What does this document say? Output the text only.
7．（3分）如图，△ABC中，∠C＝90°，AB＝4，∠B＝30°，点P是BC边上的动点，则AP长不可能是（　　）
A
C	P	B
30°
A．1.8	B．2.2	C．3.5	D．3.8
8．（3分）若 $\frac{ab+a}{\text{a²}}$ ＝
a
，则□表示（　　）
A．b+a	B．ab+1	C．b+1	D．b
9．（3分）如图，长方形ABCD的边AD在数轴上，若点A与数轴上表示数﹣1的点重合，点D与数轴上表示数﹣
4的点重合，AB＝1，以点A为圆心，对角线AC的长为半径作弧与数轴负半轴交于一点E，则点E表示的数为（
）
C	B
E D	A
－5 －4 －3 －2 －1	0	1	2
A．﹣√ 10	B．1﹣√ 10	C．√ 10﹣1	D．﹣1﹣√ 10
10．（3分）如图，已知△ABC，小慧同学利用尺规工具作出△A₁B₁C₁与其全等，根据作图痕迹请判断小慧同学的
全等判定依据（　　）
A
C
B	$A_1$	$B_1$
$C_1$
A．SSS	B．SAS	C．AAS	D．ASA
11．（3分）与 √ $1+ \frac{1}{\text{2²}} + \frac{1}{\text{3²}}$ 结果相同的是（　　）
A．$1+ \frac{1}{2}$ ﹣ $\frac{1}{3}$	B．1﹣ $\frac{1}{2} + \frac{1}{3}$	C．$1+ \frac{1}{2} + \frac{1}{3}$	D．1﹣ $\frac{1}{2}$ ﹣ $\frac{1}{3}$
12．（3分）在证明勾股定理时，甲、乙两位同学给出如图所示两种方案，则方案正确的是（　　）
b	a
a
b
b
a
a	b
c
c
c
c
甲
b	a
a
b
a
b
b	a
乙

^^^^^^^^

Directive
Reproduce the complete data exactly as presented above.

Response for this exercise
What does this document say? Output the text only.
7．（3分）如图，△ABC中，∠C＝90°，AB＝4，∠B＝30°，点P是BC边上的动点，则AP长不可能是（　　）
A
C	P	B
30°
A．1.8	B．2.2	C．3.5	D．3.8
8．（3分）若 $\frac{ab+a}{\text{a²}}$ ＝
a
，则□表示（　　）
A．b+a	B．ab+1	C．b+1	D．b
9．（3分）如图，长方形ABCD的边AD在数轴上，若点A与数轴上表示数﹣1的点重合，点D与数轴上表示数﹣
4的点重合，AB＝1，以点A为圆心，对角线AC的长为半径作弧与数轴负半轴交于一点E，则点E表示的数为（
）
C	B
E D	A
－5 －4 －3 －2 －1	0	1	2
A．﹣√ 10	B．1﹣√ 10	C．√ 10﹣1	D．﹣1﹣√ 10
10．（3分）如图，已知△ABC，小慧同学利用尺规工具作出△A₁B₁C₁与其全等，根据作图痕迹请判断小慧同学的
全等判定依据（　　）
A
C
B	$A_1$	$B_1$
$C_1$
A．SSS	B．SAS	C．AAS	D．ASA
11．（3分）与 √ $1+ \frac{1}{\text{2²}} + \frac{1}{\text{3²}}$ 结果相同的是（　　）
A．$1+ \frac{1}{2}$ ﹣ $\frac{1}{3}$	B．1﹣ $\frac{1}{2} + \frac{1}{3}$	C．$1+ \frac{1}{2} + \frac{1}{3}$	D．1﹣ $\frac{1}{2}$ ﹣ $\frac{1}{3}$
12．（3分）在证明勾股定理时，甲、乙两位同学给出如图所示两种方案，则方案正确的是（　　）
b	a
a
b
b
a
a	b
c
c
c
c
甲
b	a
a
b
a
b
b	a
乙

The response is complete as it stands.